-- Exercise goal --
From the entries below, gather every line containing the string "kiểm".

Data records
━━━━━━━━━━━━━━━━━━━━
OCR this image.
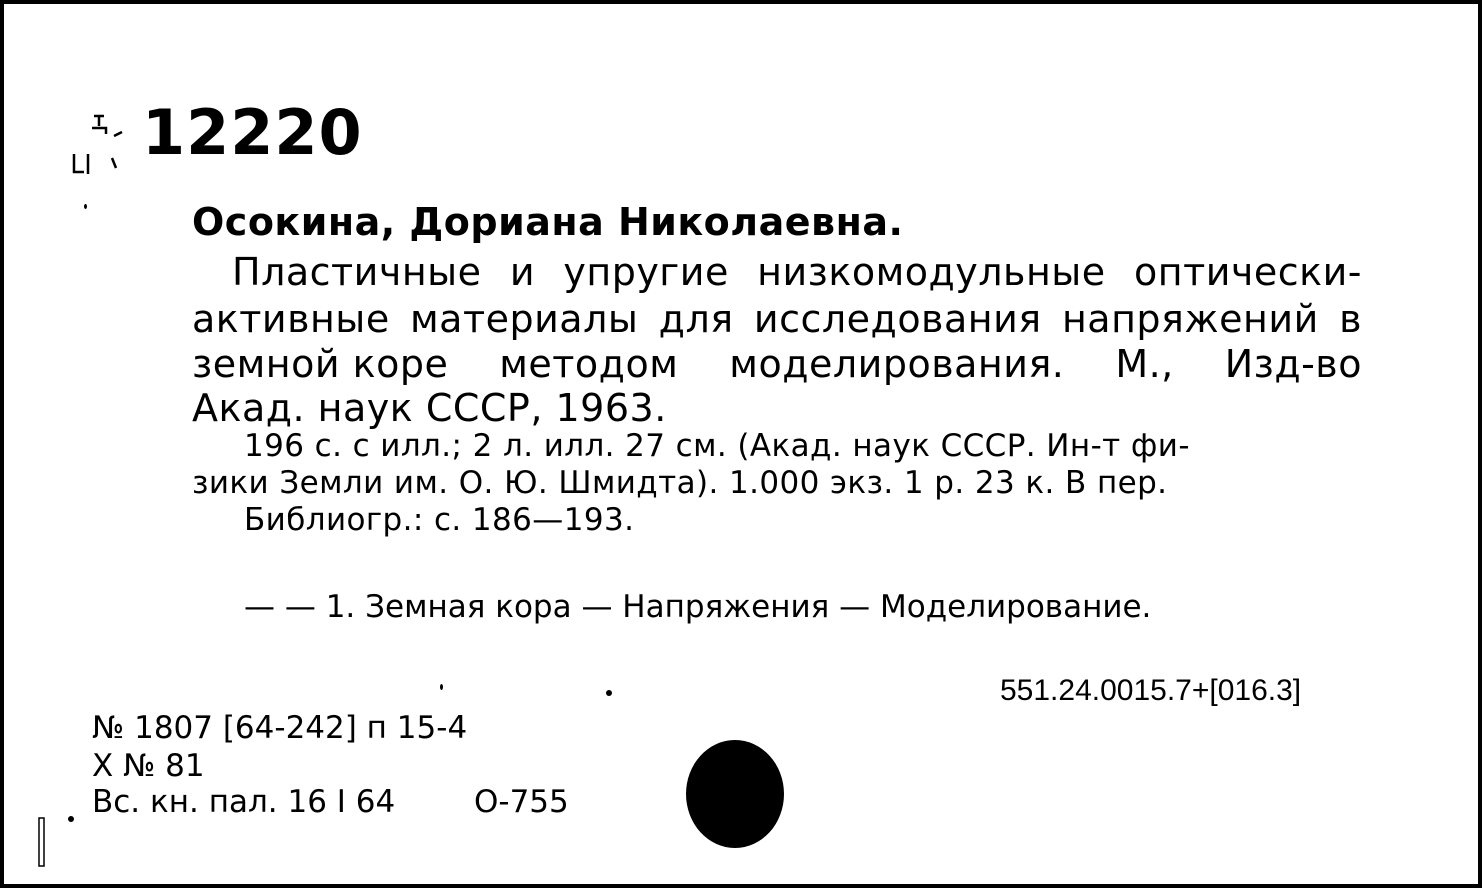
12220
Осокина, Дориана Николаевна.
Пластичные и упругие низкомодульные оптически-
активные материалы для исследования напряжений в
земной коре методом моделирования. М., Изд-во
Акад. наук СССР, 1963.
196 с. с илл.; 2 л. илл. 27 см. (Акад. наук СССР. Ин-т фи-
зики Земли им. О. Ю. Шмидта). 1.000 экз. 1 р. 23 к. В пер.
Библиогр.: с. 186—193.
— — 1. Земная кора — Напряжения — Моделирование.
551.24.0015.7+[016.3]
№ 1807 [64-242] п 15-4
Х № 81
Вс. кн. пал. 16 I 64	О-755
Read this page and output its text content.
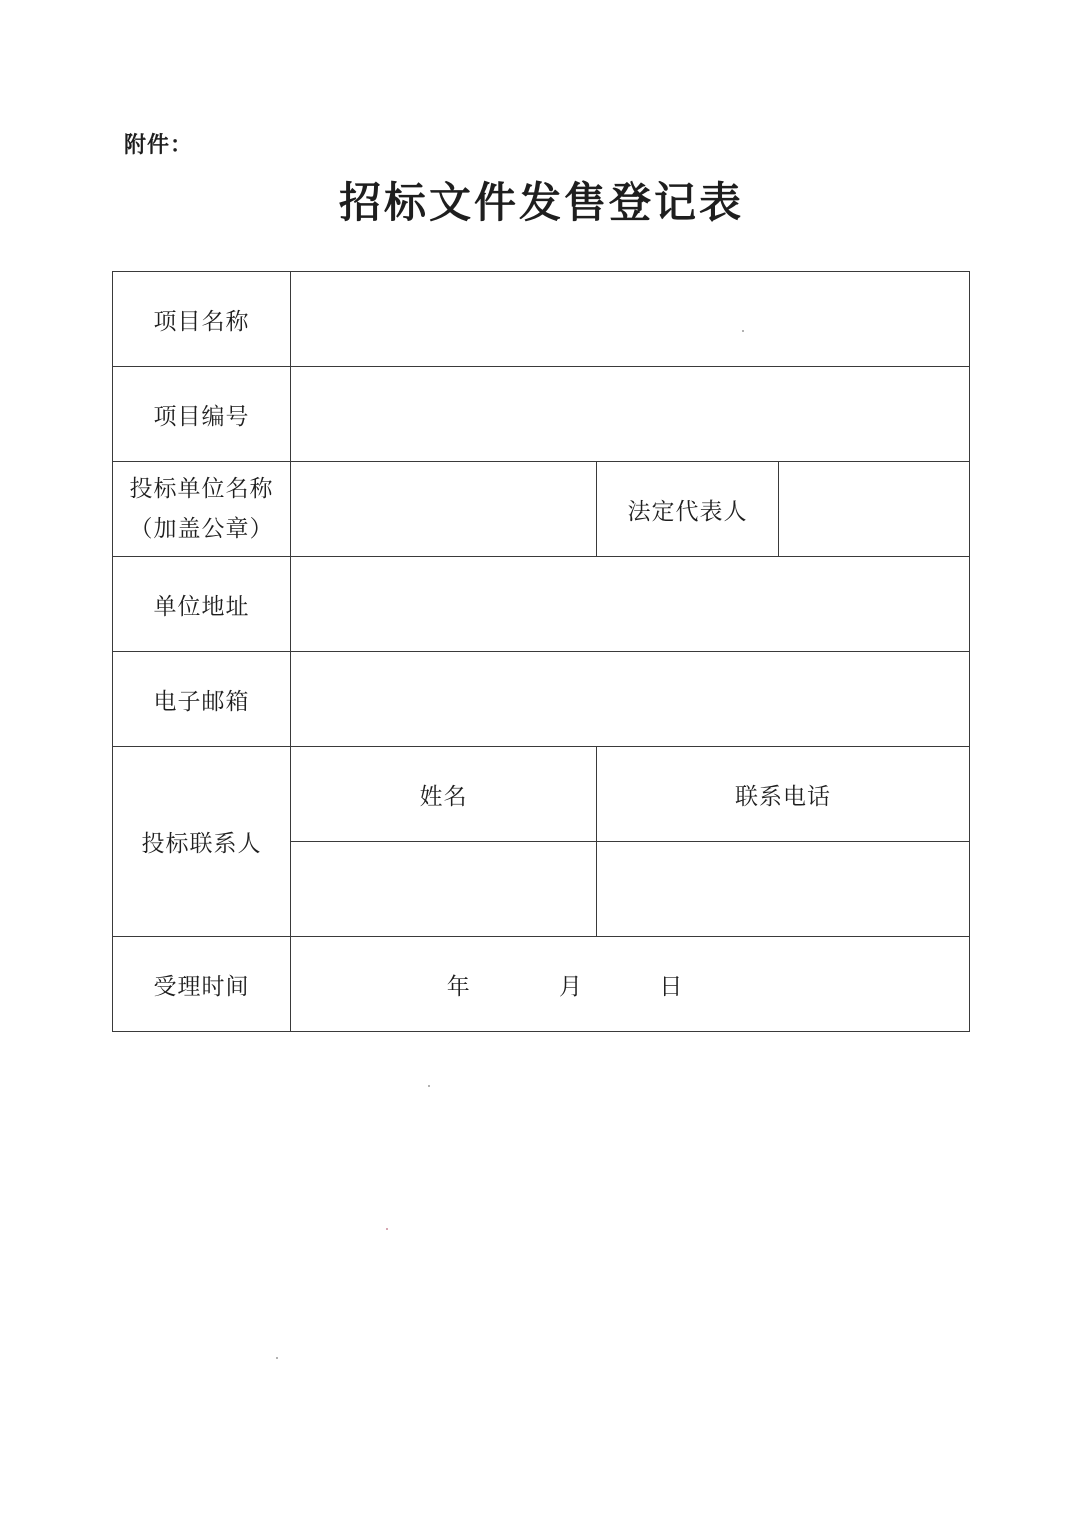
附件：
招标文件发售登记表
项目名称			
项目编号			

投标单位名称
（加盖公章）		法定代表人	
单位地址			
电子邮箱			
投标联系人	姓名	联系电话	

受理时间	年 月 日		
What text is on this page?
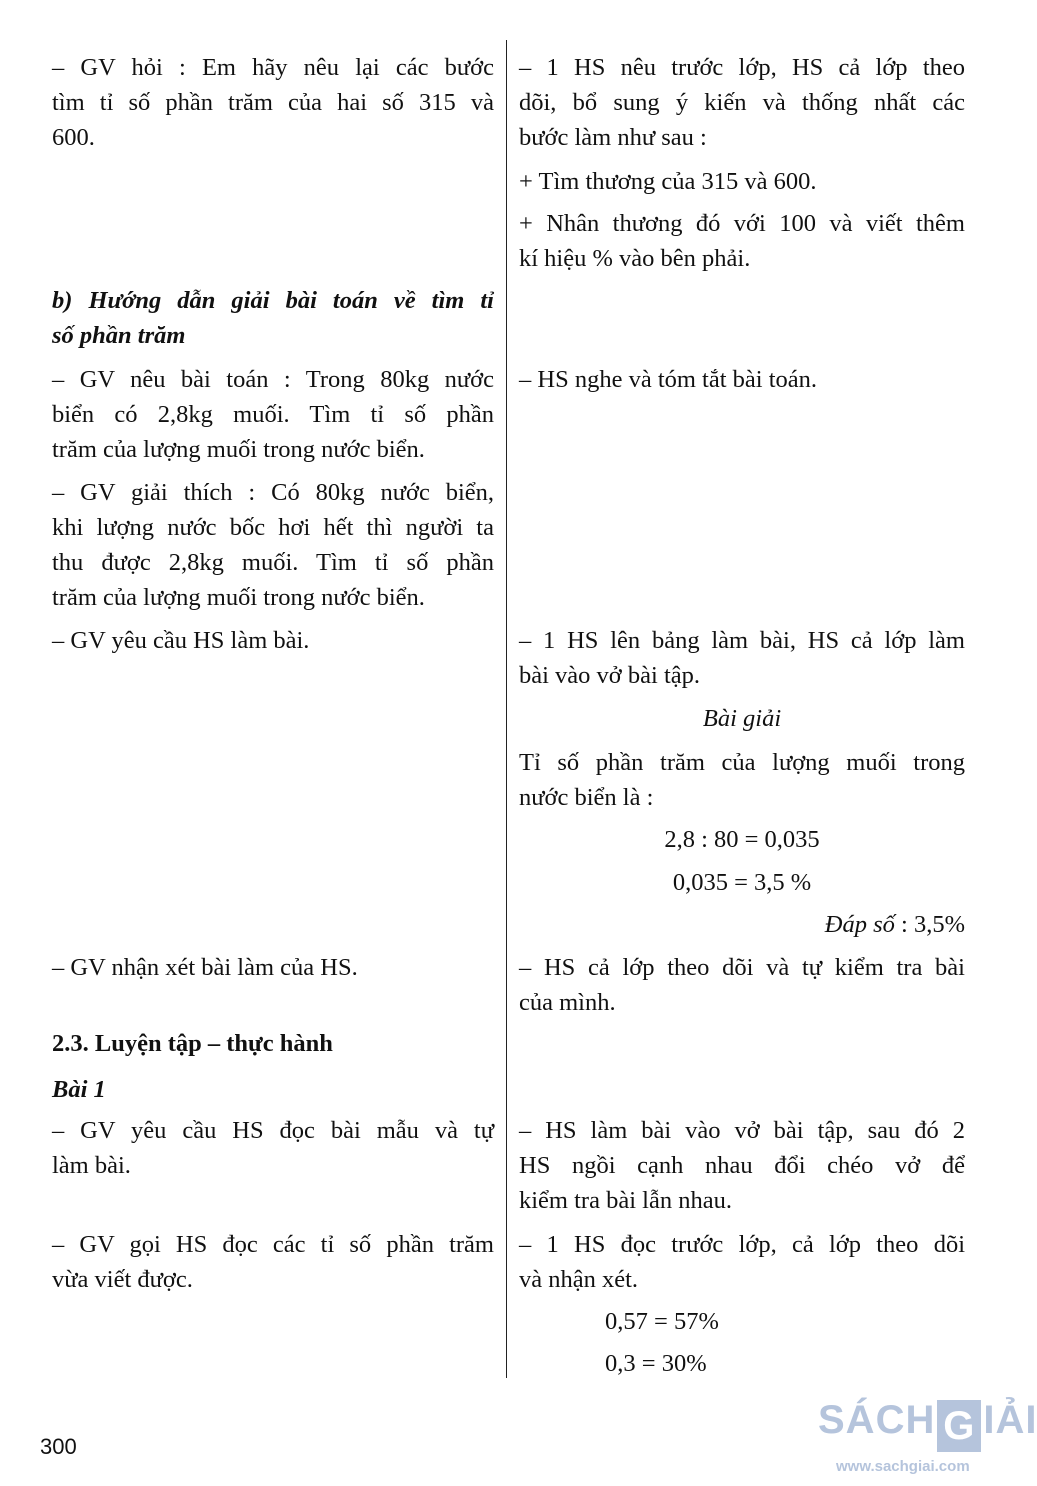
– GV hỏi : Em hãy nêu lại các bước
tìm tỉ số phần trăm của hai số 315 và
600.
b) Hướng dẫn giải bài toán về tìm tỉ
số phần trăm
– GV nêu bài toán : Trong 80kg nước
biển có 2,8kg muối. Tìm tỉ số phần
trăm của lượng muối trong nước biển.
– GV giải thích : Có 80kg nước biển,
khi lượng nước bốc hơi hết thì người ta
thu được 2,8kg muối. Tìm tỉ số phần
trăm của lượng muối trong nước biển.
– GV yêu cầu HS làm bài.
– GV nhận xét bài làm của HS.
2.3. Luyện tập – thực hành
Bài 1
– GV yêu cầu HS đọc bài mẫu và tự
làm bài.
– GV gọi HS đọc các tỉ số phần trăm
vừa viết được.
– 1 HS nêu trước lớp, HS cả lớp theo
dõi, bổ sung ý kiến và thống nhất các
bước làm như sau :
+ Tìm thương của 315 và 600.
+ Nhân thương đó với 100 và viết thêm
kí hiệu % vào bên phải.
– HS nghe và tóm tắt bài toán.
– 1 HS lên bảng làm bài, HS cả lớp làm
bài vào vở bài tập.
Bài giải
Tỉ số phần trăm của lượng muối trong
nước biển là :
2,8 : 80 = 0,035
0,035 = 3,5 %
Đáp số : 3,5%
– HS cả lớp theo dõi và tự kiểm tra bài
của mình.
– HS làm bài vào vở bài tập, sau đó 2
HS ngồi cạnh nhau đổi chéo vở để
kiểm tra bài lẫn nhau.
– 1 HS đọc trước lớp, cả lớp theo dõi
và nhận xét.
0,57 = 57%
0,3 = 30%
300
SÁCH G IẢI
www.sachgiai.com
━━━━━━━━━━━━━━━━━━━━
-- Solution to the exercise --
– HS cả lớp theo dõi và tự kiểm tra bài
kiểm tra bài lẫn nhau.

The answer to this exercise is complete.